• **Task details**: Hunt for the word "message" across the entries below, copying each line that holds it.

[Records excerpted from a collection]

• • • • • • •

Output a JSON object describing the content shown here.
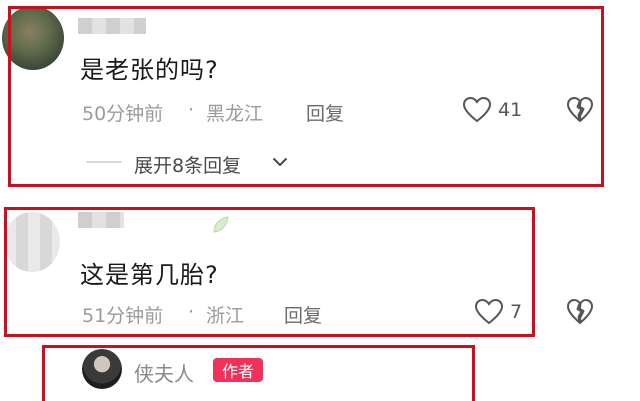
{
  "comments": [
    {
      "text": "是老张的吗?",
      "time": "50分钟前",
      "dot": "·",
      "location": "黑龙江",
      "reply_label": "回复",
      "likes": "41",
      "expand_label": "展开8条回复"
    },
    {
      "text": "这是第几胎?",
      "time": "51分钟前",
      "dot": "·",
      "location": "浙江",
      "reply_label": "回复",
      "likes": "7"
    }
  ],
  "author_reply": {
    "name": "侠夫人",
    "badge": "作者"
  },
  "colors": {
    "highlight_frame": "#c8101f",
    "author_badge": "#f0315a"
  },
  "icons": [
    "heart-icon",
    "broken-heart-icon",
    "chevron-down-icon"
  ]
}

• • • • • • •

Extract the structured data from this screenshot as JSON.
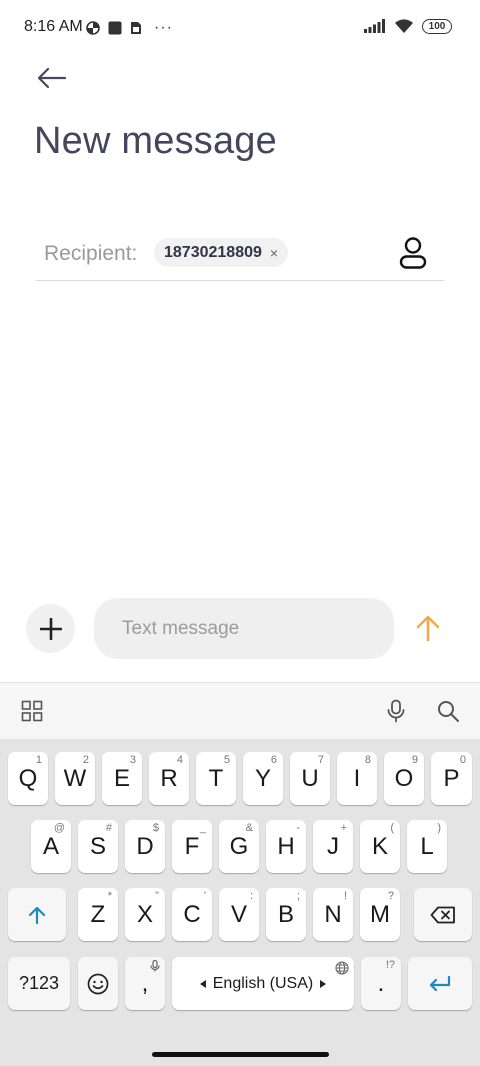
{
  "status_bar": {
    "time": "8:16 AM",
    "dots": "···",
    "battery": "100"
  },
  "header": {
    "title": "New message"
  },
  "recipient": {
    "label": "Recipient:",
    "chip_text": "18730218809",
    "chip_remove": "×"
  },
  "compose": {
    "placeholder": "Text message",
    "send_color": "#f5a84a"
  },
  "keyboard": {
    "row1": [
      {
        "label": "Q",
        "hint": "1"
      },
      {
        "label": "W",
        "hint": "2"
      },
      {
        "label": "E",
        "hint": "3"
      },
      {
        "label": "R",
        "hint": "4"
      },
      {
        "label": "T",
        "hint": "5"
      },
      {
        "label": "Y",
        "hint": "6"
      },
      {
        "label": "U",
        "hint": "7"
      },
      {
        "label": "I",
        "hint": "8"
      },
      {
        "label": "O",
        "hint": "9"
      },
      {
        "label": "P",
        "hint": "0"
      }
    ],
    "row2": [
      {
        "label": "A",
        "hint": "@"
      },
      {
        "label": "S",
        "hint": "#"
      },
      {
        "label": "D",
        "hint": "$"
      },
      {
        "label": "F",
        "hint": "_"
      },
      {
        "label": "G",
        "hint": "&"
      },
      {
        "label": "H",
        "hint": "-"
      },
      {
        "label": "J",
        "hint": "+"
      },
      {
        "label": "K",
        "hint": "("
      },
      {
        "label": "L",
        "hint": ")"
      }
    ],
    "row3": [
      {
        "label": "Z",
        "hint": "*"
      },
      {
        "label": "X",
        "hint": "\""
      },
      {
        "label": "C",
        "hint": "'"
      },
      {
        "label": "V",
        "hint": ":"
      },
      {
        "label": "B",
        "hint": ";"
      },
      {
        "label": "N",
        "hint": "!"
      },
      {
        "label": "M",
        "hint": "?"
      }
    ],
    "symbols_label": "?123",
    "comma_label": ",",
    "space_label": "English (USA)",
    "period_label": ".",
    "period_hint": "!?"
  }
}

• • • • • • •

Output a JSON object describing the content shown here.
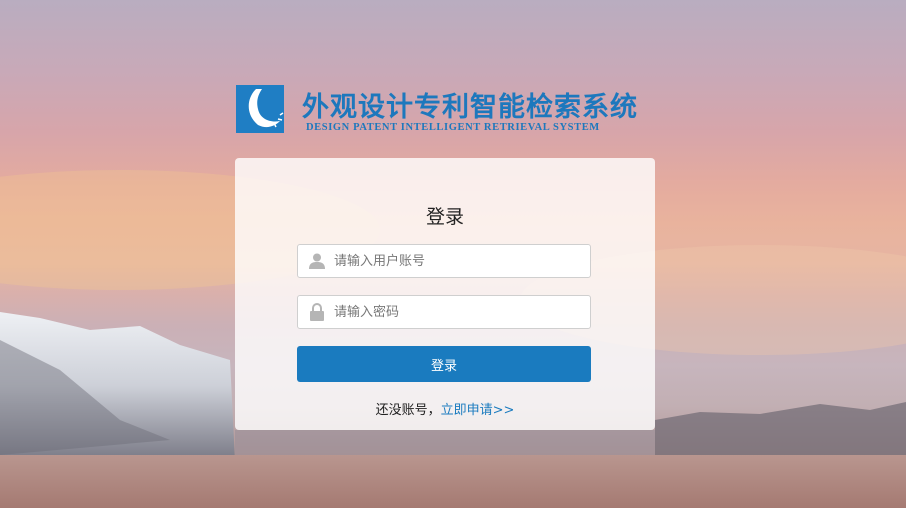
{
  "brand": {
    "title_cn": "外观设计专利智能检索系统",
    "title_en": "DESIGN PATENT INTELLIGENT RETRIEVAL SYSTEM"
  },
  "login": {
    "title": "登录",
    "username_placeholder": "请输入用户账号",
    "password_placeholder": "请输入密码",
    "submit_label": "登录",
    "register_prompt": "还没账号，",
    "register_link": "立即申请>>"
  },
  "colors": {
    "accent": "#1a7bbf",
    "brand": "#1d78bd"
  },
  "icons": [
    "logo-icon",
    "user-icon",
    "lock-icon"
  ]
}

• • • • • • •

• **Expected output**:
    "title": "New message"
    "placeholder": "Text message",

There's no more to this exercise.